**Stated problem**
Copy the records below exactly, omitting any pictures they contain.

Records about charts and figures

────────

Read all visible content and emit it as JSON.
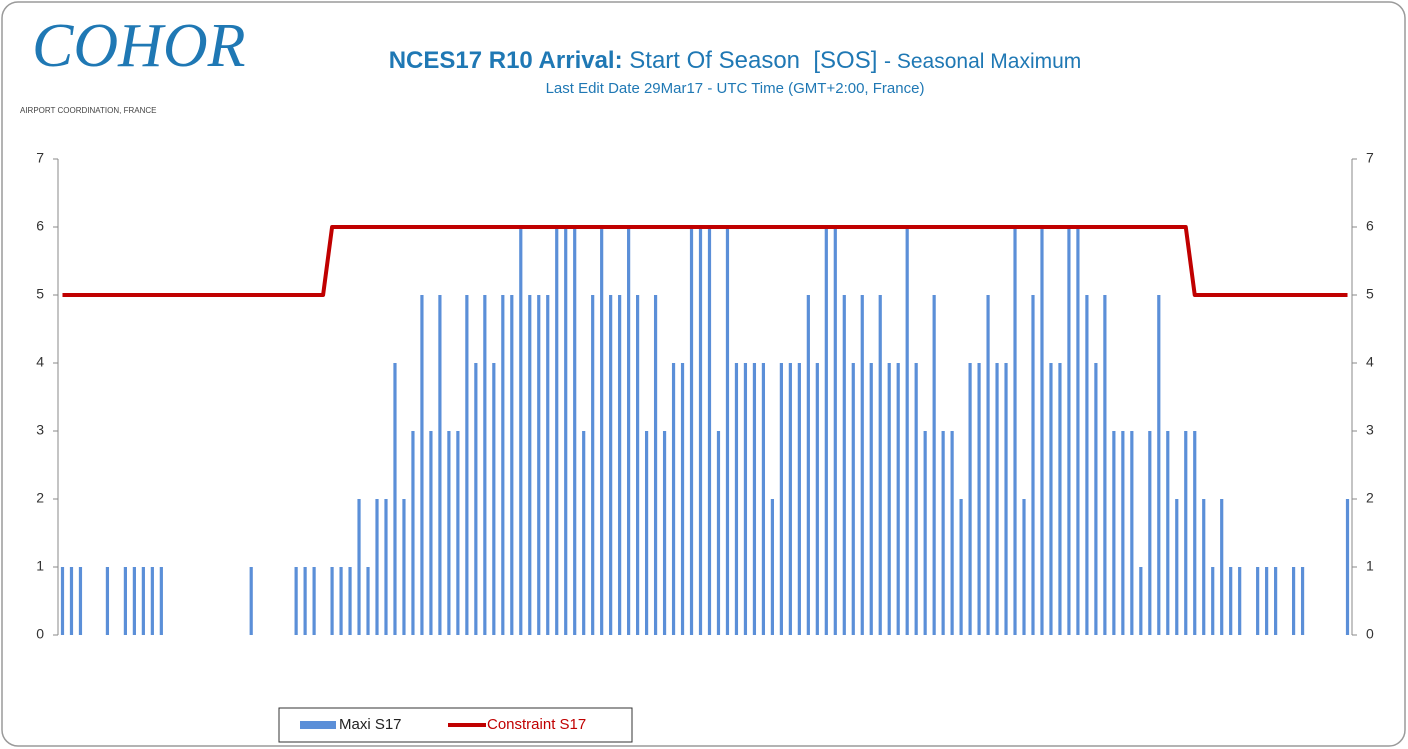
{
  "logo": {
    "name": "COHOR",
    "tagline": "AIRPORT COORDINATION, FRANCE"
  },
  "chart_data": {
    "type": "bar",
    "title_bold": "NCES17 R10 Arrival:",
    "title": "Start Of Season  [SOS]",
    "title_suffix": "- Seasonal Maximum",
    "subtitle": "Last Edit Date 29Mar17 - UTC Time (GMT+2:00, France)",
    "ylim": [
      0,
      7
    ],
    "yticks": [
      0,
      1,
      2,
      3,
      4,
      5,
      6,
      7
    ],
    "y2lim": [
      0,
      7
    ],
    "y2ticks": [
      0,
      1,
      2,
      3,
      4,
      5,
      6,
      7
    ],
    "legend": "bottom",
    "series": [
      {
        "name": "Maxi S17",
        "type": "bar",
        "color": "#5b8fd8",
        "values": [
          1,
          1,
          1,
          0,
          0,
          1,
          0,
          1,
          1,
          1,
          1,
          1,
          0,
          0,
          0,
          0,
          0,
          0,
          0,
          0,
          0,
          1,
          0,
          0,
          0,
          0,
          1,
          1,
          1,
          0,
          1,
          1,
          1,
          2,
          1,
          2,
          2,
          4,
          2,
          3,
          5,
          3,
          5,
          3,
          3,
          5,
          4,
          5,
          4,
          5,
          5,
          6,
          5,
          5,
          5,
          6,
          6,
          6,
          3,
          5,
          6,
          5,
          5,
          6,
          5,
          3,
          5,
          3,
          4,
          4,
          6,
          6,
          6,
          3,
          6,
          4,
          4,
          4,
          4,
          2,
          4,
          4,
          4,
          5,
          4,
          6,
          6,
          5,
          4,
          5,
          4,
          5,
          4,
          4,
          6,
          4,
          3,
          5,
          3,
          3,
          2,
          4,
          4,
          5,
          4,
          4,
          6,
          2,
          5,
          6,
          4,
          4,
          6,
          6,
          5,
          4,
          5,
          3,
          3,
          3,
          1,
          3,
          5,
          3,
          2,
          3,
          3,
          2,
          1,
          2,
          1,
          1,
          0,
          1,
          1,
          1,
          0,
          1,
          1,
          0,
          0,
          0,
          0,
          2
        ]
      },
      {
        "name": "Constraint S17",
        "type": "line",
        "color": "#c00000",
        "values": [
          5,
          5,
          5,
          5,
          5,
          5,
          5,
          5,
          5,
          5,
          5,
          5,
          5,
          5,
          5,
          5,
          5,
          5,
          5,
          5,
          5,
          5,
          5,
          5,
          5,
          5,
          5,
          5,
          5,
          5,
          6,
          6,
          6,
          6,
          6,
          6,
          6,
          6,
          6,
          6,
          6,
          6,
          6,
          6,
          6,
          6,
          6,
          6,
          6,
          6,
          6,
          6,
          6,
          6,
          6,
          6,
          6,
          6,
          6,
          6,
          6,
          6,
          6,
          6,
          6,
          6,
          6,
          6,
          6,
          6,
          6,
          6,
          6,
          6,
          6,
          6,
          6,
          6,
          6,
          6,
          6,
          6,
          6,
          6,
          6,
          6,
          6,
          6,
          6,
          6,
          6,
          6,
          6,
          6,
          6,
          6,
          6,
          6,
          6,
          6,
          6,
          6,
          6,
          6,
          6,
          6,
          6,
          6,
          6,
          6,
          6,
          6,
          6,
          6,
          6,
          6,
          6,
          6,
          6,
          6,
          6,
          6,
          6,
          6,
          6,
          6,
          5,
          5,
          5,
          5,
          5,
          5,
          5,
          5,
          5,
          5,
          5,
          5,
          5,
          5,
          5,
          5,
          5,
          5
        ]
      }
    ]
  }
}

────────

**Solution for this exercise**
Read all visible content and emit it as JSON.
{
  "logo": {
    "name": "COHOR",
    "tagline": "AIRPORT COORDINATION, FRANCE"
  },
  "chart_data": {
    "type": "bar",
    "title_bold": "NCES17 R10 Arrival:",
    "title": "Start Of Season  [SOS]",
    "title_suffix": "- Seasonal Maximum",
    "subtitle": "Last Edit Date 29Mar17 - UTC Time (GMT+2:00, France)",
    "ylim": [
      0,
      7
    ],
    "yticks": [
      0,
      1,
      2,
      3,
      4,
      5,
      6,
      7
    ],
    "y2lim": [
      0,
      7
    ],
    "y2ticks": [
      0,
      1,
      2,
      3,
      4,
      5,
      6,
      7
    ],
    "legend": "bottom",
    "series": [
      {
        "name": "Maxi S17",
        "type": "bar",
        "color": "#5b8fd8",
        "values": [
          1,
          1,
          1,
          0,
          0,
          1,
          0,
          1,
          1,
          1,
          1,
          1,
          0,
          0,
          0,
          0,
          0,
          0,
          0,
          0,
          0,
          1,
          0,
          0,
          0,
          0,
          1,
          1,
          1,
          0,
          1,
          1,
          1,
          2,
          1,
          2,
          2,
          4,
          2,
          3,
          5,
          3,
          5,
          3,
          3,
          5,
          4,
          5,
          4,
          5,
          5,
          6,
          5,
          5,
          5,
          6,
          6,
          6,
          3,
          5,
          6,
          5,
          5,
          6,
          5,
          3,
          5,
          3,
          4,
          4,
          6,
          6,
          6,
          3,
          6,
          4,
          4,
          4,
          4,
          2,
          4,
          4,
          4,
          5,
          4,
          6,
          6,
          5,
          4,
          5,
          4,
          5,
          4,
          4,
          6,
          4,
          3,
          5,
          3,
          3,
          2,
          4,
          4,
          5,
          4,
          4,
          6,
          2,
          5,
          6,
          4,
          4,
          6,
          6,
          5,
          4,
          5,
          3,
          3,
          3,
          1,
          3,
          5,
          3,
          2,
          3,
          3,
          2,
          1,
          2,
          1,
          1,
          0,
          1,
          1,
          1,
          0,
          1,
          1,
          0,
          0,
          0,
          0,
          2
        ]
      },
      {
        "name": "Constraint S17",
        "type": "line",
        "color": "#c00000",
        "values": [
          5,
          5,
          5,
          5,
          5,
          5,
          5,
          5,
          5,
          5,
          5,
          5,
          5,
          5,
          5,
          5,
          5,
          5,
          5,
          5,
          5,
          5,
          5,
          5,
          5,
          5,
          5,
          5,
          5,
          5,
          6,
          6,
          6,
          6,
          6,
          6,
          6,
          6,
          6,
          6,
          6,
          6,
          6,
          6,
          6,
          6,
          6,
          6,
          6,
          6,
          6,
          6,
          6,
          6,
          6,
          6,
          6,
          6,
          6,
          6,
          6,
          6,
          6,
          6,
          6,
          6,
          6,
          6,
          6,
          6,
          6,
          6,
          6,
          6,
          6,
          6,
          6,
          6,
          6,
          6,
          6,
          6,
          6,
          6,
          6,
          6,
          6,
          6,
          6,
          6,
          6,
          6,
          6,
          6,
          6,
          6,
          6,
          6,
          6,
          6,
          6,
          6,
          6,
          6,
          6,
          6,
          6,
          6,
          6,
          6,
          6,
          6,
          6,
          6,
          6,
          6,
          6,
          6,
          6,
          6,
          6,
          6,
          6,
          6,
          6,
          6,
          5,
          5,
          5,
          5,
          5,
          5,
          5,
          5,
          5,
          5,
          5,
          5,
          5,
          5,
          5,
          5,
          5,
          5
        ]
      }
    ]
  }
}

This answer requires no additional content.